** START Input records **

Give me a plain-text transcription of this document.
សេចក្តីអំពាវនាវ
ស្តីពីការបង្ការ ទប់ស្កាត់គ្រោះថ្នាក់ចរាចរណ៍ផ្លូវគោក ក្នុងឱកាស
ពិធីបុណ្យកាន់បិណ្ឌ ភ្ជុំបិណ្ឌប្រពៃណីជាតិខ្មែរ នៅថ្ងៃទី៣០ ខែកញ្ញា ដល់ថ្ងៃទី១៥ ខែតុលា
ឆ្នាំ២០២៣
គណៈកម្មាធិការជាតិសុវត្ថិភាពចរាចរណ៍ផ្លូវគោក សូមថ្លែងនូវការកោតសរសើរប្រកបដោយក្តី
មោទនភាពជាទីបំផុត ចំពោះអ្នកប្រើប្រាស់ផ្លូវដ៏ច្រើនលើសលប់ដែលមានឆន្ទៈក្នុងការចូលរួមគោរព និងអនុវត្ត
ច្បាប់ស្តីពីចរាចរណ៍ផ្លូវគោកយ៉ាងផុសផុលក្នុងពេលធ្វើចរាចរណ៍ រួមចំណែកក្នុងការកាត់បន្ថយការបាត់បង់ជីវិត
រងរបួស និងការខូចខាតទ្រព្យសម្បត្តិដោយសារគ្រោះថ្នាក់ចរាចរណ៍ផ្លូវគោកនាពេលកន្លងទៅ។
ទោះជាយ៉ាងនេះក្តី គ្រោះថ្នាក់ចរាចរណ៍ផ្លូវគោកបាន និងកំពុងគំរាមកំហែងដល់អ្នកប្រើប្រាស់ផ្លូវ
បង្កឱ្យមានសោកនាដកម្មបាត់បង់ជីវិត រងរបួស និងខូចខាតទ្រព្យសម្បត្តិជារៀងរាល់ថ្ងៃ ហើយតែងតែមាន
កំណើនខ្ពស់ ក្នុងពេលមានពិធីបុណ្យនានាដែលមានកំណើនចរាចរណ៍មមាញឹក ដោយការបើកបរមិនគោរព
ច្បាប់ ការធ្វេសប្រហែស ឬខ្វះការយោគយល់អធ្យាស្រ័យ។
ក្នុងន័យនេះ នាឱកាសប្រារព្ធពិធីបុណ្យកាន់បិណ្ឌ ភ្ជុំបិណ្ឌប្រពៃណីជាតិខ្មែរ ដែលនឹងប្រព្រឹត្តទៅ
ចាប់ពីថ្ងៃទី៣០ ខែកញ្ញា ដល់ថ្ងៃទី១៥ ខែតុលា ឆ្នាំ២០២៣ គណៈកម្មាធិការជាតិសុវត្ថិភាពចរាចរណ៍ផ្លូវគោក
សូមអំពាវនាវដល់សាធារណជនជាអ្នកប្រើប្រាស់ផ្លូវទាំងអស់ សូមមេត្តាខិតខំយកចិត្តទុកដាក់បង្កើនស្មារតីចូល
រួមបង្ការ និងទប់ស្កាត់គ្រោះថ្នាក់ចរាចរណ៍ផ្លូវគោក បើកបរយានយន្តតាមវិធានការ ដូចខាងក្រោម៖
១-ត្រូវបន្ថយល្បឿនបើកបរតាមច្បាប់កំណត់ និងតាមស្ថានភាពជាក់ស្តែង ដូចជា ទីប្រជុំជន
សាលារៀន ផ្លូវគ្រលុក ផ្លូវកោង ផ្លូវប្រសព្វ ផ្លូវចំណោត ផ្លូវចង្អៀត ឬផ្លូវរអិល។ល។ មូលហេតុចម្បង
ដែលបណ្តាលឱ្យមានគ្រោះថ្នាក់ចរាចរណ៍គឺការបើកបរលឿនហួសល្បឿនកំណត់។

** END Input records **

## Given request
Print back all the lines verbatim.

## Result
Give me a plain-text transcription of this document.
សេចក្តីអំពាវនាវ
ស្តីពីការបង្ការ ទប់ស្កាត់គ្រោះថ្នាក់ចរាចរណ៍ផ្លូវគោក ក្នុងឱកាស
ពិធីបុណ្យកាន់បិណ្ឌ ភ្ជុំបិណ្ឌប្រពៃណីជាតិខ្មែរ នៅថ្ងៃទី៣០ ខែកញ្ញា ដល់ថ្ងៃទី១៥ ខែតុលា
ឆ្នាំ២០២៣
គណៈកម្មាធិការជាតិសុវត្ថិភាពចរាចរណ៍ផ្លូវគោក សូមថ្លែងនូវការកោតសរសើរប្រកបដោយក្តី
មោទនភាពជាទីបំផុត ចំពោះអ្នកប្រើប្រាស់ផ្លូវដ៏ច្រើនលើសលប់ដែលមានឆន្ទៈក្នុងការចូលរួមគោរព និងអនុវត្ត
ច្បាប់ស្តីពីចរាចរណ៍ផ្លូវគោកយ៉ាងផុសផុលក្នុងពេលធ្វើចរាចរណ៍ រួមចំណែកក្នុងការកាត់បន្ថយការបាត់បង់ជីវិត
រងរបួស និងការខូចខាតទ្រព្យសម្បត្តិដោយសារគ្រោះថ្នាក់ចរាចរណ៍ផ្លូវគោកនាពេលកន្លងទៅ។
ទោះជាយ៉ាងនេះក្តី គ្រោះថ្នាក់ចរាចរណ៍ផ្លូវគោកបាន និងកំពុងគំរាមកំហែងដល់អ្នកប្រើប្រាស់ផ្លូវ
បង្កឱ្យមានសោកនាដកម្មបាត់បង់ជីវិត រងរបួស និងខូចខាតទ្រព្យសម្បត្តិជារៀងរាល់ថ្ងៃ ហើយតែងតែមាន
កំណើនខ្ពស់ ក្នុងពេលមានពិធីបុណ្យនានាដែលមានកំណើនចរាចរណ៍មមាញឹក ដោយការបើកបរមិនគោរព
ច្បាប់ ការធ្វេសប្រហែស ឬខ្វះការយោគយល់អធ្យាស្រ័យ។
ក្នុងន័យនេះ នាឱកាសប្រារព្ធពិធីបុណ្យកាន់បិណ្ឌ ភ្ជុំបិណ្ឌប្រពៃណីជាតិខ្មែរ ដែលនឹងប្រព្រឹត្តទៅ
ចាប់ពីថ្ងៃទី៣០ ខែកញ្ញា ដល់ថ្ងៃទី១៥ ខែតុលា ឆ្នាំ២០២៣ គណៈកម្មាធិការជាតិសុវត្ថិភាពចរាចរណ៍ផ្លូវគោក
សូមអំពាវនាវដល់សាធារណជនជាអ្នកប្រើប្រាស់ផ្លូវទាំងអស់ សូមមេត្តាខិតខំយកចិត្តទុកដាក់បង្កើនស្មារតីចូល
រួមបង្ការ និងទប់ស្កាត់គ្រោះថ្នាក់ចរាចរណ៍ផ្លូវគោក បើកបរយានយន្តតាមវិធានការ ដូចខាងក្រោម៖
១-ត្រូវបន្ថយល្បឿនបើកបរតាមច្បាប់កំណត់ និងតាមស្ថានភាពជាក់ស្តែង ដូចជា ទីប្រជុំជន
សាលារៀន ផ្លូវគ្រលុក ផ្លូវកោង ផ្លូវប្រសព្វ ផ្លូវចំណោត ផ្លូវចង្អៀត ឬផ្លូវរអិល។ល។ មូលហេតុចម្បង
ដែលបណ្តាលឱ្យមានគ្រោះថ្នាក់ចរាចរណ៍គឺការបើកបរលឿនហួសល្បឿនកំណត់។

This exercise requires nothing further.